- What to do
Reproduce all lines of the listing below in which the word "ArraysDemo" occurs.

- Entries shown

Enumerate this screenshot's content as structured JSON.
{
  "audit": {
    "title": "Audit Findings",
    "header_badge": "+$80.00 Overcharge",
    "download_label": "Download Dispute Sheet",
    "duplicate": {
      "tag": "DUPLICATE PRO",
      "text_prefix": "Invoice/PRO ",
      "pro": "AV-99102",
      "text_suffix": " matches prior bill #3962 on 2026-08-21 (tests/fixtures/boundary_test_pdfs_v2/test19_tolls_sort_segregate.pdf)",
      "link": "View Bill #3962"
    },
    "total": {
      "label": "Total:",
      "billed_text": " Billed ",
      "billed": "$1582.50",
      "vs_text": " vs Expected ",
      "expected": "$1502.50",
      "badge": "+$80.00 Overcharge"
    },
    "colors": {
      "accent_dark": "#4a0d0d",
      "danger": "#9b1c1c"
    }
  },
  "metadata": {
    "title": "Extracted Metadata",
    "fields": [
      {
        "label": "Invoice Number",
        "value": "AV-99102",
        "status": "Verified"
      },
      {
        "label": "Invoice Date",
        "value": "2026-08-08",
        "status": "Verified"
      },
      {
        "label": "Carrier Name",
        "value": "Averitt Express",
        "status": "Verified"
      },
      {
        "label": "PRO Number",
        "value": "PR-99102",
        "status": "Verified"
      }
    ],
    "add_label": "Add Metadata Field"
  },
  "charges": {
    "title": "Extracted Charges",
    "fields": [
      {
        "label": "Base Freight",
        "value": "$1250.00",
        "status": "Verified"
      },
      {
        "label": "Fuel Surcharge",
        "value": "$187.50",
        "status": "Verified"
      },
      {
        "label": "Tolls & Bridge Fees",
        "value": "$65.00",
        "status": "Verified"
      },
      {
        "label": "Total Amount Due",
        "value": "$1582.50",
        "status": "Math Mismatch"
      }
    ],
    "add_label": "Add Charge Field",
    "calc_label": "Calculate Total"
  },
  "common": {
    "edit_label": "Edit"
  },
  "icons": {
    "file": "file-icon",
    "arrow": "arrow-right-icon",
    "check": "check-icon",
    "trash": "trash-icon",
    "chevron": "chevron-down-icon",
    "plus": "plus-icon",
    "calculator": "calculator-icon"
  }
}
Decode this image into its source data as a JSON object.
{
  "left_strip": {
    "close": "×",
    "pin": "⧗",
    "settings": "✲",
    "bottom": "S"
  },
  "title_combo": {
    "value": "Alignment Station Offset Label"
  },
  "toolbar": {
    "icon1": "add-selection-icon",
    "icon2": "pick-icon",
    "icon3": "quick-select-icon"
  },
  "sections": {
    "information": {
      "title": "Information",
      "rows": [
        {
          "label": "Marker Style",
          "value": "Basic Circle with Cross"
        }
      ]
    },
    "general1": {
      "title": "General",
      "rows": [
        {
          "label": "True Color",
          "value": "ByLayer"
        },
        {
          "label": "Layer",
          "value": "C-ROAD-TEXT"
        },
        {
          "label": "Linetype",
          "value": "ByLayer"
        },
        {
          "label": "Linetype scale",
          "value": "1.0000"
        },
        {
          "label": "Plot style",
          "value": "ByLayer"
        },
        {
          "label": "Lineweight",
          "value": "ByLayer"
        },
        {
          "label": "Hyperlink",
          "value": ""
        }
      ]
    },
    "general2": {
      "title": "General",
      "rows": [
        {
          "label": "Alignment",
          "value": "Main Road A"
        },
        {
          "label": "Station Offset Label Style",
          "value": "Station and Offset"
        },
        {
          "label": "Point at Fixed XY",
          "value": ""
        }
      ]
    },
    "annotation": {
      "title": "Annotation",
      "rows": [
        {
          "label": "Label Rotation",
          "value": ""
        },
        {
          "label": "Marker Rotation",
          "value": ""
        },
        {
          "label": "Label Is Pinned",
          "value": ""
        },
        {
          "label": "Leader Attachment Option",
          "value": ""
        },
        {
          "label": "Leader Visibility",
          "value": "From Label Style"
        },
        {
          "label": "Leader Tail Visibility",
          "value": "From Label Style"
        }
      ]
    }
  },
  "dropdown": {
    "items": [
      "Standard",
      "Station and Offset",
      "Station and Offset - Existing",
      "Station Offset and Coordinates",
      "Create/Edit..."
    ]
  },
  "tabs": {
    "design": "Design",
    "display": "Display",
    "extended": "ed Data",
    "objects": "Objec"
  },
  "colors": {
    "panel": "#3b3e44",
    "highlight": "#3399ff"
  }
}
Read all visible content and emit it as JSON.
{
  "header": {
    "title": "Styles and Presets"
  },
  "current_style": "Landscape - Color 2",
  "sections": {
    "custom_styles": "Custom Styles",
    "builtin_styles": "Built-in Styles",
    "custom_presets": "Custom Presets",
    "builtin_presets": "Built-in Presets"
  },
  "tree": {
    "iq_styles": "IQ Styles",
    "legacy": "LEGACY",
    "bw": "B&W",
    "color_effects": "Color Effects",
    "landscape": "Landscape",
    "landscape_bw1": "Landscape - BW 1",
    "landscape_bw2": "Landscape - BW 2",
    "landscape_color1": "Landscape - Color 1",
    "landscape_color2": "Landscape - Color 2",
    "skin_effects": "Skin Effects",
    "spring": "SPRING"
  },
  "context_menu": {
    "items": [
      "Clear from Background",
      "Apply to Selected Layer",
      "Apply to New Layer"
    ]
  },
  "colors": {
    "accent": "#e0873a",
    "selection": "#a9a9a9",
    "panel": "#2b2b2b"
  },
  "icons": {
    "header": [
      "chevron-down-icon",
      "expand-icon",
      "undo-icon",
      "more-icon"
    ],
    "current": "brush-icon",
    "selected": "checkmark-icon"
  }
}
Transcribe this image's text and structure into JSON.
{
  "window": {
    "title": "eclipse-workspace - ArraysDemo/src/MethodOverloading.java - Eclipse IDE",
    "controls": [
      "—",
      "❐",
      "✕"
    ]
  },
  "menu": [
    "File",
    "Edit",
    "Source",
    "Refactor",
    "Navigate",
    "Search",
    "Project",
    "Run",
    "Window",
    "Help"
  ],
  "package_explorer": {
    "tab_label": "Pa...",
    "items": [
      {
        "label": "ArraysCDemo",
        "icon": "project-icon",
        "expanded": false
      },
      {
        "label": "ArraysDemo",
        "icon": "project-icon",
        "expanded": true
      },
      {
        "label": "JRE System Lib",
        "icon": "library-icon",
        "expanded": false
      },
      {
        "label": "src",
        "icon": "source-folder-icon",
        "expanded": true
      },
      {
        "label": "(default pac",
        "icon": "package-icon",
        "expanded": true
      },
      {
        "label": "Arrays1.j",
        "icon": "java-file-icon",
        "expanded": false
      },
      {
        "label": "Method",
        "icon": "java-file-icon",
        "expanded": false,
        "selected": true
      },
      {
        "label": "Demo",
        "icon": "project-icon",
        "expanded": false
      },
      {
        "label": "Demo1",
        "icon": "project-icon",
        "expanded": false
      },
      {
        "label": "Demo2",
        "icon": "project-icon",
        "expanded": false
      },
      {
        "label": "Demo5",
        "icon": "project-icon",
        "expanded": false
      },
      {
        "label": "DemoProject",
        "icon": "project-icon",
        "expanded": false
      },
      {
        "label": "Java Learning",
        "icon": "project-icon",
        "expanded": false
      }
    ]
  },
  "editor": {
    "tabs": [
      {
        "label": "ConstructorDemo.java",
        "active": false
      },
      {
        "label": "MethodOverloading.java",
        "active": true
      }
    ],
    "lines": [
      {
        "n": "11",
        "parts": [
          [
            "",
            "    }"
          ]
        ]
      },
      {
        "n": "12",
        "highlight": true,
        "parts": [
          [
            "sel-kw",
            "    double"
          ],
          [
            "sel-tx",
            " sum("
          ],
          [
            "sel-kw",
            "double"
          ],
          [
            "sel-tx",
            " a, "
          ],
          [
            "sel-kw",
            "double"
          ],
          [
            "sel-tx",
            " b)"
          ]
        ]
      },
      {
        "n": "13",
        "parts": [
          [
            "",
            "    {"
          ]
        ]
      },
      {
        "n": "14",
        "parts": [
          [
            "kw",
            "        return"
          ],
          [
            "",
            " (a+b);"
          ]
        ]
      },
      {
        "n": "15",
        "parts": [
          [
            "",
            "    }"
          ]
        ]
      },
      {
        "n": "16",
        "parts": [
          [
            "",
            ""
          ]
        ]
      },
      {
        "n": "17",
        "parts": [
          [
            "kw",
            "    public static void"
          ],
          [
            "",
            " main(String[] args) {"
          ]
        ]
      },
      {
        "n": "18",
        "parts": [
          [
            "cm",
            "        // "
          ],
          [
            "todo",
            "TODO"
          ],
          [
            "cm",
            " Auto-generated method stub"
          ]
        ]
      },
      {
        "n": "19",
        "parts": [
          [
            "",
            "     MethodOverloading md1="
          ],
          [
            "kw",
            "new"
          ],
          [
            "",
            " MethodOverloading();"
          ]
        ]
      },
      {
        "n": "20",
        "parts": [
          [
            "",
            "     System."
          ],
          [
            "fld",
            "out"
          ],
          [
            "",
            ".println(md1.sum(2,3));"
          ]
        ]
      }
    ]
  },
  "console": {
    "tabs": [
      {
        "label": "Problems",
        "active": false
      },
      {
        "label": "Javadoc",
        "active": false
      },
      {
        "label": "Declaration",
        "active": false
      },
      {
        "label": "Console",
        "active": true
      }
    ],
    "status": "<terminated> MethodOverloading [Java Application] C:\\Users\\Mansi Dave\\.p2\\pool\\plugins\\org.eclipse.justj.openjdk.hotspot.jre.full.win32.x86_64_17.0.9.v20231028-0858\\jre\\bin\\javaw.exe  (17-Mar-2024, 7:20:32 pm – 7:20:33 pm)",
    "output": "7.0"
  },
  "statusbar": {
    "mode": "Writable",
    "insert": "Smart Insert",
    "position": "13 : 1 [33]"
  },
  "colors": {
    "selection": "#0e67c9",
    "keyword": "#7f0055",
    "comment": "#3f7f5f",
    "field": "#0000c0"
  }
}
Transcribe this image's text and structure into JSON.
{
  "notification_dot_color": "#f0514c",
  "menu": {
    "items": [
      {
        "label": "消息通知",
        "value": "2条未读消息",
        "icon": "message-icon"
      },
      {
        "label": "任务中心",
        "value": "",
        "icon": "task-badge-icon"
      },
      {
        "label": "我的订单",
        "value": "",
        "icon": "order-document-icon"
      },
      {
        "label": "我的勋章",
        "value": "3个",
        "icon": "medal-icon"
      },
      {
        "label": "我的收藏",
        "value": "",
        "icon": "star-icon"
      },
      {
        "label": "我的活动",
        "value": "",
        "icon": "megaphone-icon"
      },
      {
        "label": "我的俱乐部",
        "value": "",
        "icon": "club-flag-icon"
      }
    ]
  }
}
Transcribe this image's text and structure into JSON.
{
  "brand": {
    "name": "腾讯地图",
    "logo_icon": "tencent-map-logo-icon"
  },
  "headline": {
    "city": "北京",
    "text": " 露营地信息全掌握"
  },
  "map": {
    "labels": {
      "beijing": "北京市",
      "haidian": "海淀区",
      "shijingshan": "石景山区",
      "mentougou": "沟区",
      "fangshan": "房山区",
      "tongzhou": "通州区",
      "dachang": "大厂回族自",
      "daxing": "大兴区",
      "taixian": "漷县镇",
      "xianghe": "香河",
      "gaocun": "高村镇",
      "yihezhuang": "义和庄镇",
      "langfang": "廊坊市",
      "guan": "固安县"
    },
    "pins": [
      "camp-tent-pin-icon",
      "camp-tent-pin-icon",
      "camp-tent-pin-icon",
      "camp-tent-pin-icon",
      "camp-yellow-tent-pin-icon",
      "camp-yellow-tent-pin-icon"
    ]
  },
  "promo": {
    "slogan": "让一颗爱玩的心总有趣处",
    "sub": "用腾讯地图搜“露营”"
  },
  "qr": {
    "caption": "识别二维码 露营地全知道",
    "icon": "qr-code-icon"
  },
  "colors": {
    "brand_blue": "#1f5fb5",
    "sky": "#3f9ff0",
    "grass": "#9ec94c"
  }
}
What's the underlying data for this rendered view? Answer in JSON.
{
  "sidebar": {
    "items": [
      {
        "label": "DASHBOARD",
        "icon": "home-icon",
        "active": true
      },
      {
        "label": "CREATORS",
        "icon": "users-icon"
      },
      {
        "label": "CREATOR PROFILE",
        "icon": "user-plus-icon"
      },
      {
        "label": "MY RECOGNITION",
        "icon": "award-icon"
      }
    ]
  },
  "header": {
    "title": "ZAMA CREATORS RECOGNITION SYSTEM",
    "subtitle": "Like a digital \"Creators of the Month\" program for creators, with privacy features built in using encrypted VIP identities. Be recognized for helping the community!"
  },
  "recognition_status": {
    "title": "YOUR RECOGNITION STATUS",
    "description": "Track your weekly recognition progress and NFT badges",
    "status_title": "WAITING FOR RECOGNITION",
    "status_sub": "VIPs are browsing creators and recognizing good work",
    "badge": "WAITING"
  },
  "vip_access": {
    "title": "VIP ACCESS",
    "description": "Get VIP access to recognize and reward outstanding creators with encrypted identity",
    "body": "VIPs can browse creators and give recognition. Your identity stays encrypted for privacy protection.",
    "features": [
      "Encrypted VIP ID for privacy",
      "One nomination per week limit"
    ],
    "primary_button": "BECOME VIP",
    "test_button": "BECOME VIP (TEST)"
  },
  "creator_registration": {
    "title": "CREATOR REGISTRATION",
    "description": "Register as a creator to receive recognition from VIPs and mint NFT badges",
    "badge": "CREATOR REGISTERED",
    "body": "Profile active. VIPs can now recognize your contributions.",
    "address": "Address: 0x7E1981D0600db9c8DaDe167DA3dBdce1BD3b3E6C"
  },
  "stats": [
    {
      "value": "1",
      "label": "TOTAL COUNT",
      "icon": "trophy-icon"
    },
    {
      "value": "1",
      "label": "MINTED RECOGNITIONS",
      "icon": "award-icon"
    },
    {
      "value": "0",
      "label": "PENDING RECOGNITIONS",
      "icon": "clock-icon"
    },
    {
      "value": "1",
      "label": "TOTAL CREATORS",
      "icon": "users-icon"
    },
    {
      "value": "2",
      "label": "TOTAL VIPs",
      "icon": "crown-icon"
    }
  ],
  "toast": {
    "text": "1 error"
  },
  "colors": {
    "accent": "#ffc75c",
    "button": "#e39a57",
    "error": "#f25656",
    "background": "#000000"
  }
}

- Exercise solution
    "title": "eclipse-workspace - ArraysDemo/src/MethodOverloading.java - Eclipse IDE",
        "label": "ArraysDemo",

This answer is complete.